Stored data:
* * * * * * * * *

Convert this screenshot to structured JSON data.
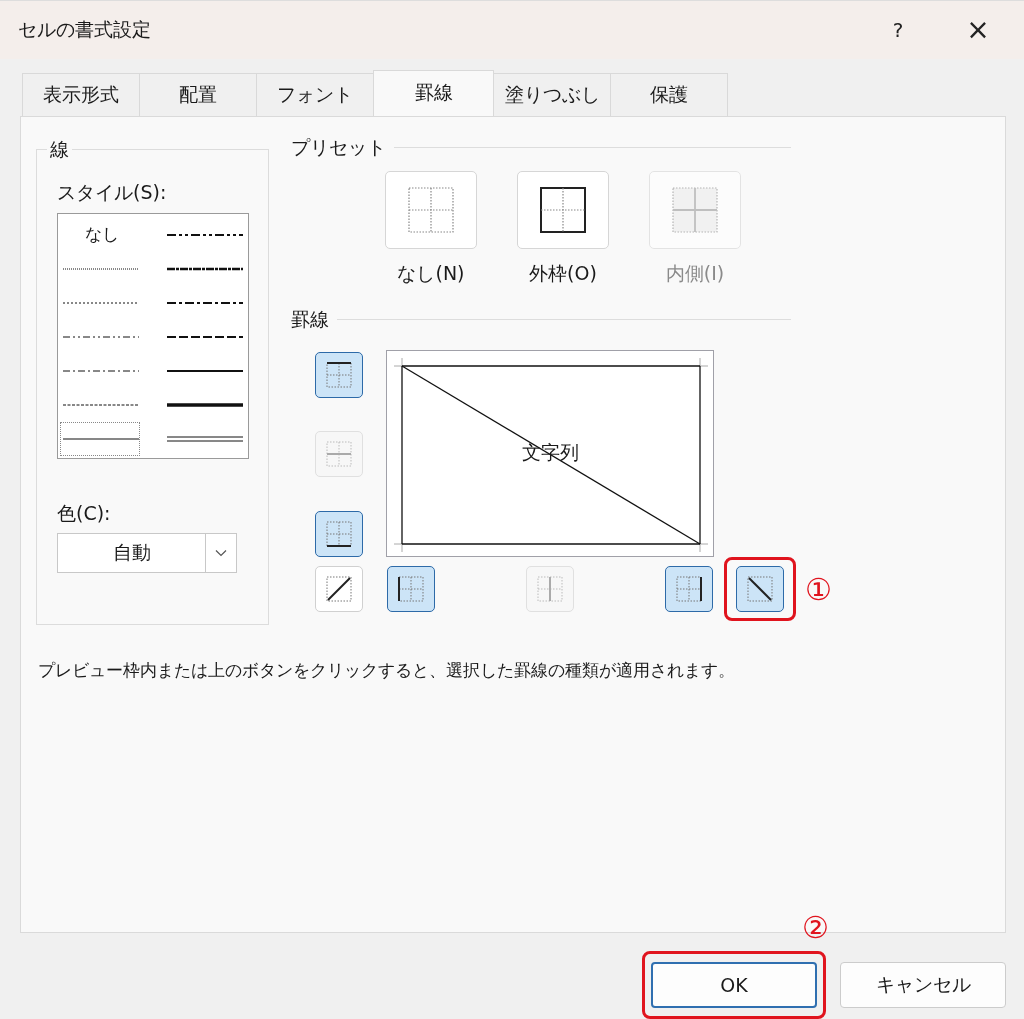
{
  "window": {
    "title": "セルの書式設定",
    "help": "?",
    "close": "×"
  },
  "tabs": [
    {
      "label": "表示形式",
      "selected": false
    },
    {
      "label": "配置",
      "selected": false
    },
    {
      "label": "フォント",
      "selected": false
    },
    {
      "label": "罫線",
      "selected": true
    },
    {
      "label": "塗りつぶし",
      "selected": false
    },
    {
      "label": "保護",
      "selected": false
    }
  ],
  "line_group": {
    "title": "線",
    "style_label": "スタイル(S):",
    "color_label": "色(C):",
    "color_value": "自動",
    "styles": [
      {
        "kind": "none",
        "label": "なし",
        "selected": false
      },
      {
        "kind": "hair",
        "selected": false
      },
      {
        "kind": "dotted",
        "selected": false
      },
      {
        "kind": "dash-dot-dot",
        "selected": false
      },
      {
        "kind": "dash-dot",
        "selected": false
      },
      {
        "kind": "dashed",
        "selected": false
      },
      {
        "kind": "thin",
        "selected": true
      },
      {
        "kind": "medium-dash-dot-dot",
        "selected": false
      },
      {
        "kind": "slant-dash-dot",
        "selected": false
      },
      {
        "kind": "medium-dash-dot",
        "selected": false
      },
      {
        "kind": "medium-dashed",
        "selected": false
      },
      {
        "kind": "medium",
        "selected": false
      },
      {
        "kind": "thick",
        "selected": false
      },
      {
        "kind": "double",
        "selected": false
      }
    ]
  },
  "presets": {
    "title": "プリセット",
    "items": [
      {
        "kind": "none",
        "label": "なし(N)",
        "disabled": false
      },
      {
        "kind": "outline",
        "label": "外枠(O)",
        "disabled": false
      },
      {
        "kind": "inside",
        "label": "内側(I)",
        "disabled": true
      }
    ]
  },
  "border": {
    "title": "罫線",
    "preview_text": "文字列",
    "buttons": [
      {
        "kind": "top",
        "on": true,
        "disabled": false,
        "highlighted": false
      },
      {
        "kind": "h-middle",
        "on": false,
        "disabled": true,
        "highlighted": false
      },
      {
        "kind": "bottom",
        "on": true,
        "disabled": false,
        "highlighted": false
      },
      {
        "kind": "diagonal-up",
        "on": false,
        "disabled": false,
        "highlighted": false
      },
      {
        "kind": "left",
        "on": true,
        "disabled": false,
        "highlighted": false
      },
      {
        "kind": "v-middle",
        "on": false,
        "disabled": true,
        "highlighted": false
      },
      {
        "kind": "right",
        "on": true,
        "disabled": false,
        "highlighted": false
      },
      {
        "kind": "diagonal-down",
        "on": true,
        "disabled": false,
        "highlighted": true,
        "step": "①"
      }
    ]
  },
  "hint": "プレビュー枠内または上のボタンをクリックすると、選択した罫線の種類が適用されます。",
  "buttons": [
    {
      "label": "OK",
      "default": true,
      "highlighted": true,
      "step": "②"
    },
    {
      "label": "キャンセル",
      "default": false,
      "highlighted": false
    }
  ]
}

* * * * * * * * *

> [What to produce]
Select every line of the records holding the string "diagonal".

> [Expected answer]
        "kind": "diagonal-up",
        "kind": "diagonal-down",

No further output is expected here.